● **Task to carry out**
Work out how many lines in the listing below include the word "πάνω"; answer with the number alone.

● **Exercise input**
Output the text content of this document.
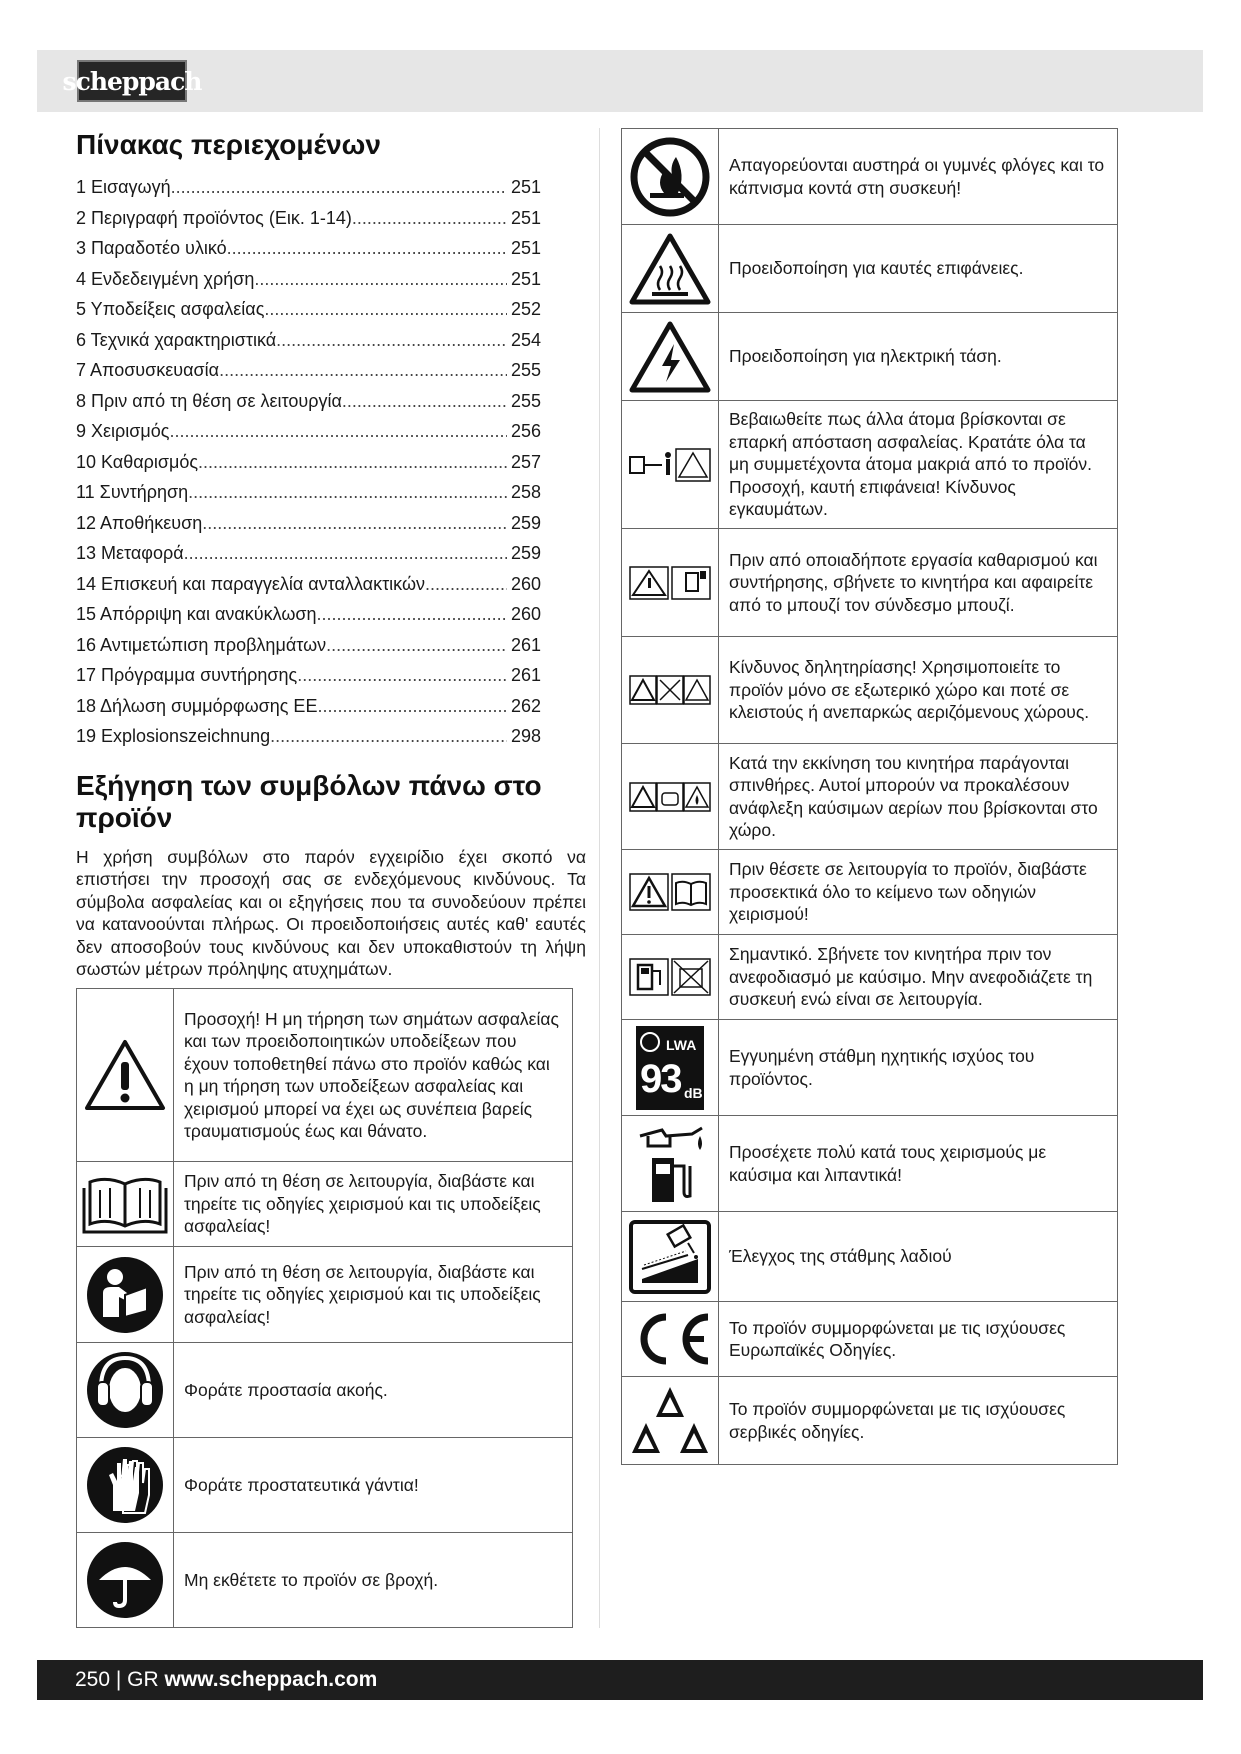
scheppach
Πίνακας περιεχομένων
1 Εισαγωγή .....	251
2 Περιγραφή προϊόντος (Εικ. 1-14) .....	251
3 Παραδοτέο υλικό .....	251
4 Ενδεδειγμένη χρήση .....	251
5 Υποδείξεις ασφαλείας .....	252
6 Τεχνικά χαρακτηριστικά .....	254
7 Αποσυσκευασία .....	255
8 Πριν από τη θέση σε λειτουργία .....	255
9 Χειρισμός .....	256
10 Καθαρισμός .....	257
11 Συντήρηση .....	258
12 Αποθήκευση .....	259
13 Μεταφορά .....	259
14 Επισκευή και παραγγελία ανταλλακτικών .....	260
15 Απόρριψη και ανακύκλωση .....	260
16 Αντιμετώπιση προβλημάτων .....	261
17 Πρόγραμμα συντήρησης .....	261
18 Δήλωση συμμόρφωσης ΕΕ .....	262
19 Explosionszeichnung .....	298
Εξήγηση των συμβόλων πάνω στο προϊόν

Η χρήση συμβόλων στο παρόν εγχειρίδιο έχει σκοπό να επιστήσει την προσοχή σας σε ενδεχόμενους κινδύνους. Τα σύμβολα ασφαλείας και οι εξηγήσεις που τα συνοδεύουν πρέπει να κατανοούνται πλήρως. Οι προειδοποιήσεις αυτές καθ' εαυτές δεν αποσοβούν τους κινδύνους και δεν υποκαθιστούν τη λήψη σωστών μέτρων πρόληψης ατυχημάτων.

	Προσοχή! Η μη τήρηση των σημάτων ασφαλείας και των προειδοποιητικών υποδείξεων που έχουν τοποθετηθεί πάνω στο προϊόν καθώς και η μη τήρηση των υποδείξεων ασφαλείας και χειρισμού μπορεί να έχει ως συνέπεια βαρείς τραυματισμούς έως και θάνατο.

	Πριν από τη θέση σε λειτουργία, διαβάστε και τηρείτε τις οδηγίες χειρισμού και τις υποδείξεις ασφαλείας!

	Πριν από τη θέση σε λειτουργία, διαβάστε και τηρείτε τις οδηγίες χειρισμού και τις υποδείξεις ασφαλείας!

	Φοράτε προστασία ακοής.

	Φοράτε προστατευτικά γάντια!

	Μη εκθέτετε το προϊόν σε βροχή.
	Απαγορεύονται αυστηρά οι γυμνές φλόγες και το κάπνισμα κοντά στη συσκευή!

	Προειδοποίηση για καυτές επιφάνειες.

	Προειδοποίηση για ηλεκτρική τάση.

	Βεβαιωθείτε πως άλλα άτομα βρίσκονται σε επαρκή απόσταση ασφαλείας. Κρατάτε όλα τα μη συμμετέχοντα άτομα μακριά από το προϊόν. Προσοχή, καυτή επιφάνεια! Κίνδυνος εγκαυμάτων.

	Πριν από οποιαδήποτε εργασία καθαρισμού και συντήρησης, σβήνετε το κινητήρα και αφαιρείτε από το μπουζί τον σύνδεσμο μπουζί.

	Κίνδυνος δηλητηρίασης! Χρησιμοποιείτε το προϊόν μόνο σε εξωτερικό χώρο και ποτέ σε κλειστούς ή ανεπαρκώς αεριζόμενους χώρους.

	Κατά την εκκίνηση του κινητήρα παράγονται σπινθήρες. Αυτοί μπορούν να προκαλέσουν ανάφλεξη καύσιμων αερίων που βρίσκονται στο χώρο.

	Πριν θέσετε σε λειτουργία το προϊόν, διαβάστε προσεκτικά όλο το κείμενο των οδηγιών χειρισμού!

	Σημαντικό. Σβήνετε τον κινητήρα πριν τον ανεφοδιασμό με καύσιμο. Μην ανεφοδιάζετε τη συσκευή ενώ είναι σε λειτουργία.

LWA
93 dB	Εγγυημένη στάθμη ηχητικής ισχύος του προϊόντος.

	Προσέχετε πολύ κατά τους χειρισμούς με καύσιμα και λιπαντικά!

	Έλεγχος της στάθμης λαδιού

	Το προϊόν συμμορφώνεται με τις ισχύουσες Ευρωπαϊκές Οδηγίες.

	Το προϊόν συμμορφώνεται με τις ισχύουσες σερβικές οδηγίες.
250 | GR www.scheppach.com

==

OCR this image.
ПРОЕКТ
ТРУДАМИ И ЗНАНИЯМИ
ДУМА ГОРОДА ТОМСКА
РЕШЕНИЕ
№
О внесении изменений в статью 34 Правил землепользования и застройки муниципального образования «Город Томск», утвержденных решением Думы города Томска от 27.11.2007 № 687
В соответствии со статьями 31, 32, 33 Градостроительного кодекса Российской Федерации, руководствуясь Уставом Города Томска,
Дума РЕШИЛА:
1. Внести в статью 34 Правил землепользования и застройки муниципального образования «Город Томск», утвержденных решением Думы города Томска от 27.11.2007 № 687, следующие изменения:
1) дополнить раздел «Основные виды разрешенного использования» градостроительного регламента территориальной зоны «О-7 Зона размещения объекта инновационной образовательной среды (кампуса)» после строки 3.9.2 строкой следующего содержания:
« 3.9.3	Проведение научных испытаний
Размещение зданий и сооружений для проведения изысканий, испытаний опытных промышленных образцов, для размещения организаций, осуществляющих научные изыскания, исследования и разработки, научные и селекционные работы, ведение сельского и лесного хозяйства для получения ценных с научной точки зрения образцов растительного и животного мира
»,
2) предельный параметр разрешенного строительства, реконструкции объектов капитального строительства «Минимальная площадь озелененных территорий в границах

...

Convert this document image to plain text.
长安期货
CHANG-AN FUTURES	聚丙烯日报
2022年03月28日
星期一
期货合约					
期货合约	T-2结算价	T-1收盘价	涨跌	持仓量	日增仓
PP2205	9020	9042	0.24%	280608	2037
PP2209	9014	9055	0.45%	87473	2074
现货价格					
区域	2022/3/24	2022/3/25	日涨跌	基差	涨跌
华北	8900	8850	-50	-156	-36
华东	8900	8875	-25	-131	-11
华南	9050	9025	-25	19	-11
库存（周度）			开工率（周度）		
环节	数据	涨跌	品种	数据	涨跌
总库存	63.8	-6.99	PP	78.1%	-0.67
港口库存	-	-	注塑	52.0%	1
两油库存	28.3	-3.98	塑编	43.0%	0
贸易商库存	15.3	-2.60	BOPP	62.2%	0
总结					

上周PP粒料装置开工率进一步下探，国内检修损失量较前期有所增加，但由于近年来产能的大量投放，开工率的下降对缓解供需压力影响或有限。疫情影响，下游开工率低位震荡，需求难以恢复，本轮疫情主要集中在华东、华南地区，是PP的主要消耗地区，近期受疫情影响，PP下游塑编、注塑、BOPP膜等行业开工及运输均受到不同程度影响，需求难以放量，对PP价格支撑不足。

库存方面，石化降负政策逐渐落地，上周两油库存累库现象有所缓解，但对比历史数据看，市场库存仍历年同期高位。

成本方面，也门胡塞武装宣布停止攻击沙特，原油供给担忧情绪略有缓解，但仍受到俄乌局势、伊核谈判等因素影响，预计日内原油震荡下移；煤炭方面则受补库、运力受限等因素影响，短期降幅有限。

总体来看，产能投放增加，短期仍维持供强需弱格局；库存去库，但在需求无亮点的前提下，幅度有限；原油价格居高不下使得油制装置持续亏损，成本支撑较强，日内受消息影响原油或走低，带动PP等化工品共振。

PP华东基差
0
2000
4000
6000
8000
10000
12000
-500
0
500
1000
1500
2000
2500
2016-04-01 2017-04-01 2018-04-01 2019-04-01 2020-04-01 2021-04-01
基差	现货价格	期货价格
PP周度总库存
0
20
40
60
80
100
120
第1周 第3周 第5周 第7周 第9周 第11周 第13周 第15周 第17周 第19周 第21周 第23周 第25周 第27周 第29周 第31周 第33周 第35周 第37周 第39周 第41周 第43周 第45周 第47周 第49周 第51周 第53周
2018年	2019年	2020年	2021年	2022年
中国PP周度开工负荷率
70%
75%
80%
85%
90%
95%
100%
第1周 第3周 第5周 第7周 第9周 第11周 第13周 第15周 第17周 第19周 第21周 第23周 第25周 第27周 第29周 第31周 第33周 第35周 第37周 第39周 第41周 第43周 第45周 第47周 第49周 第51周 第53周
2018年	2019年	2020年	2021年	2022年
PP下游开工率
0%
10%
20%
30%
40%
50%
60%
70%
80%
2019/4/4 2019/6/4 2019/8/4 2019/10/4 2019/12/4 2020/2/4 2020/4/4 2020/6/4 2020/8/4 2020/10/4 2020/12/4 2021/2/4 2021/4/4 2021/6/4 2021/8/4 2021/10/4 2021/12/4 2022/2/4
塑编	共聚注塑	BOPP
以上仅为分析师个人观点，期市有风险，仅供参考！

● **Right answer**
2